● The task
Restate the whole listing word for word. Pictures are left out.
============
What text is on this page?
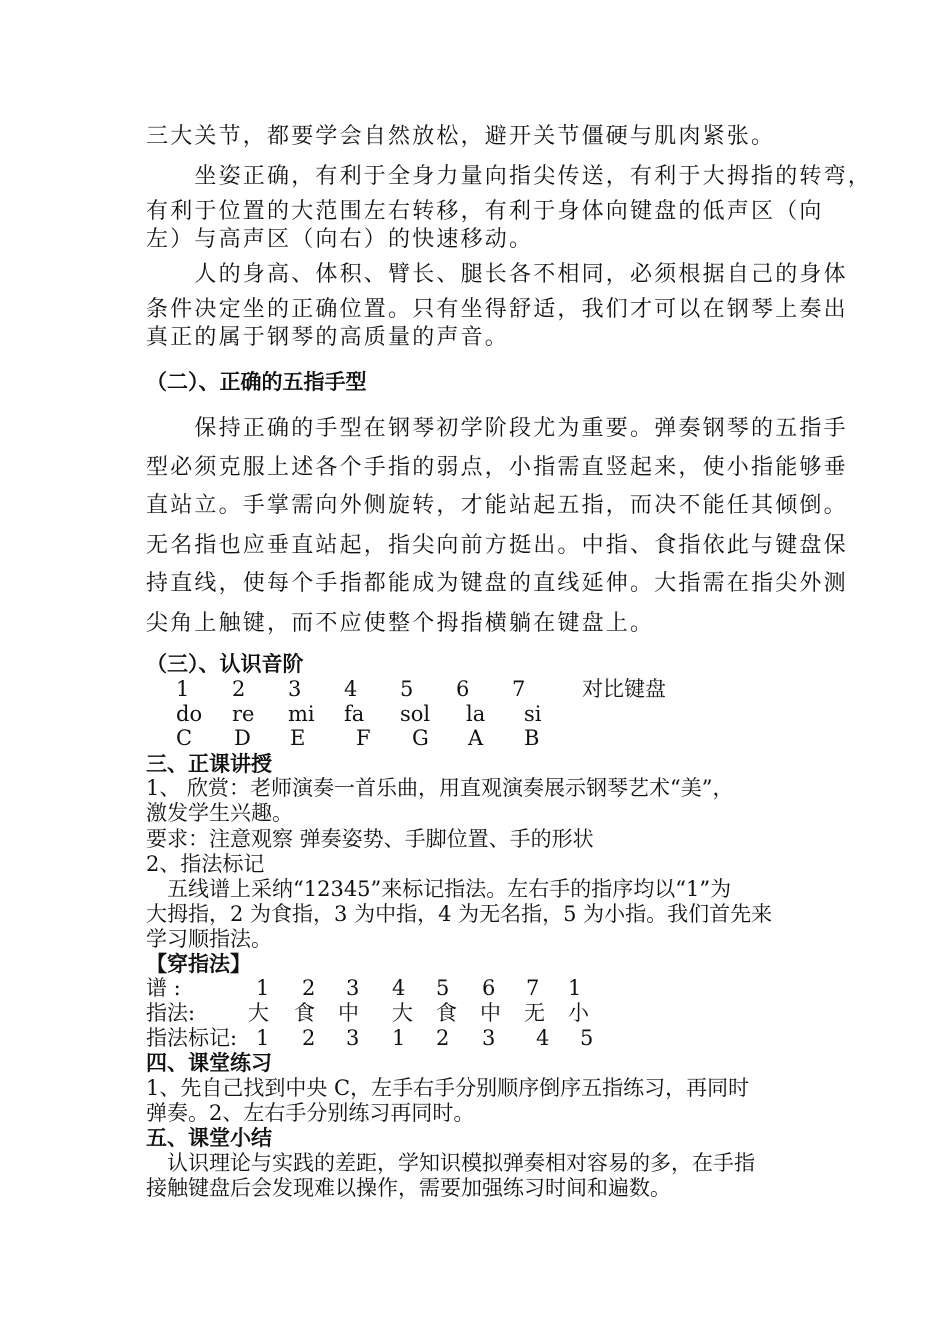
三大关节，都要学会自然放松，避开关节僵硬与肌肉紧张。
　　坐姿正确，有利于全身力量向指尖传送，有利于大拇指的转弯，
有利于位置的大范围左右转移，有利于身体向键盘的低声区（向
左）与高声区（向右）的快速移动。
　　人的身高、体积、臂长、腿长各不相同，必须根据自己的身体
条件决定坐的正确位置。只有坐得舒适，我们才可以在钢琴上奏出
真正的属于钢琴的高质量的声音。
（二）、正确的五指手型
　　保持正确的手型在钢琴初学阶段尤为重要。弹奏钢琴的五指手
型必须克服上述各个手指的弱点，小指需直竖起来，使小指能够垂
直站立。手掌需向外侧旋转，才能站起五指，而决不能任其倾倒。
无名指也应垂直站起，指尖向前方挺出。中指、食指依此与键盘保
持直线，使每个手指都能成为键盘的直线延伸。大指需在指尖外测
尖角上触键，而不应使整个拇指横躺在键盘上。
（三）、认识音阶
1 2 3 4 5 6 7	对比键盘
do re mi fa sol la si
C D E F G A B
三、正课讲授
1、 欣赏：老师演奏一首乐曲，用直观演奏展示钢琴艺术“美”，
激发学生兴趣。
要求：注意观察 弹奏姿势、手脚位置、手的形状
2、指法标记
　五线谱上采纳“12345”来标记指法。左右手的指序均以“1”为
大拇指，2 为食指，3 为中指，4 为无名指，5 为小指。我们首先来
学习顺指法。
【穿指法】
谱 :	1 2 3 4 5 6 7 1
指法:	大 食 中 大 食 中 无 小
指法标记: 1 2 3 1 2 3 4 5
四、课堂练习
1、先自己找到中央 C，左手右手分别顺序倒序五指练习，再同时
弹奏。2、左右手分别练习再同时。
五、课堂小结
　认识理论与实践的差距，学知识模拟弹奏相对容易的多，在手指
接触键盘后会发现难以操作，需要加强练习时间和遍数。
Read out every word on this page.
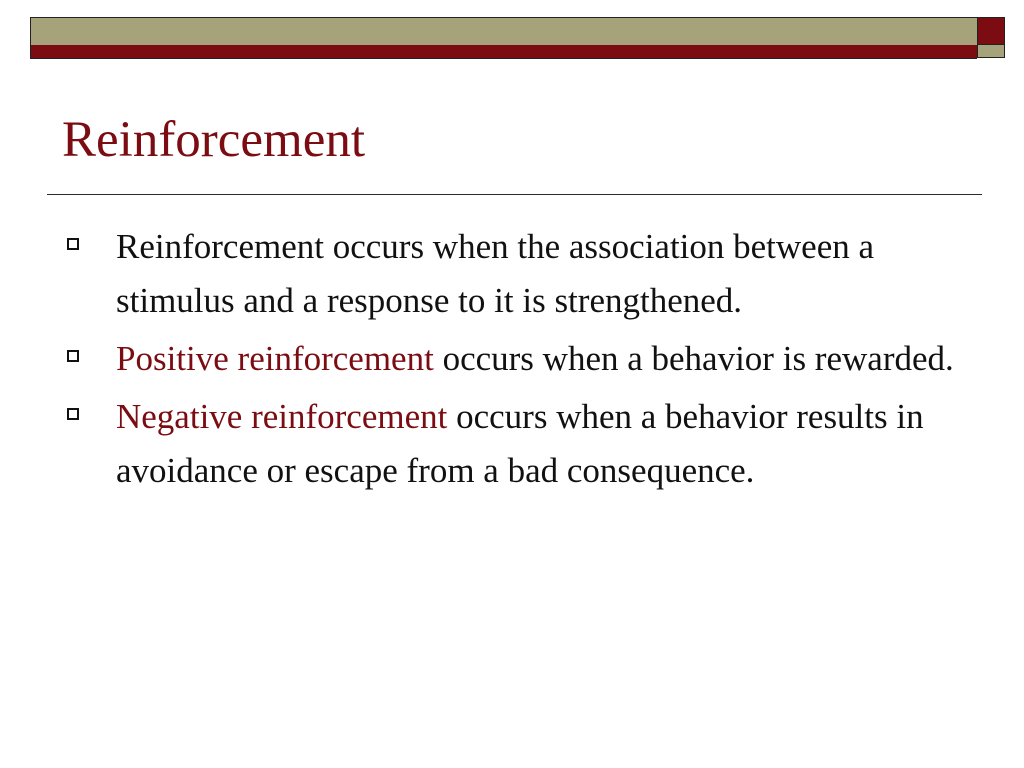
Reinforcement
Reinforcement occurs when the association between a stimulus and a response to it is strengthened.
Positive reinforcement occurs when a behavior is rewarded.
Negative reinforcement occurs when a behavior results in avoidance or escape from a bad consequence.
============
● Full response
What text is on this page?
三大关节，都要学会自然放松，避开关节僵硬与肌肉紧张。
　　坐姿正确，有利于全身力量向指尖传送，有利于大拇指的转弯，
有利于位置的大范围左右转移，有利于身体向键盘的低声区（向
左）与高声区（向右）的快速移动。
　　人的身高、体积、臂长、腿长各不相同，必须根据自己的身体
条件决定坐的正确位置。只有坐得舒适，我们才可以在钢琴上奏出
真正的属于钢琴的高质量的声音。
（二）、正确的五指手型
　　保持正确的手型在钢琴初学阶段尤为重要。弹奏钢琴的五指手
型必须克服上述各个手指的弱点，小指需直竖起来，使小指能够垂
直站立。手掌需向外侧旋转，才能站起五指，而决不能任其倾倒。
无名指也应垂直站起，指尖向前方挺出。中指、食指依此与键盘保
持直线，使每个手指都能成为键盘的直线延伸。大指需在指尖外测
尖角上触键，而不应使整个拇指横躺在键盘上。
（三）、认识音阶
1 2 3 4 5 6 7	对比键盘
do re mi fa sol la si
C D E F G A B
三、正课讲授
1、 欣赏：老师演奏一首乐曲，用直观演奏展示钢琴艺术“美”，
激发学生兴趣。
要求：注意观察 弹奏姿势、手脚位置、手的形状
2、指法标记
　五线谱上采纳“12345”来标记指法。左右手的指序均以“1”为
大拇指，2 为食指，3 为中指，4 为无名指，5 为小指。我们首先来
学习顺指法。
【穿指法】
谱 :	1 2 3 4 5 6 7 1
指法:	大 食 中 大 食 中 无 小
指法标记: 1 2 3 1 2 3 4 5
四、课堂练习
1、先自己找到中央 C，左手右手分别顺序倒序五指练习，再同时
弹奏。2、左右手分别练习再同时。
五、课堂小结
　认识理论与实践的差距，学知识模拟弹奏相对容易的多，在手指
接触键盘后会发现难以操作，需要加强练习时间和遍数。
Read out every word on this page.
Reinforcement
Reinforcement occurs when the association between a stimulus and a response to it is strengthened.
Positive reinforcement occurs when a behavior is rewarded.
Negative reinforcement occurs when a behavior results in avoidance or escape from a bad consequence.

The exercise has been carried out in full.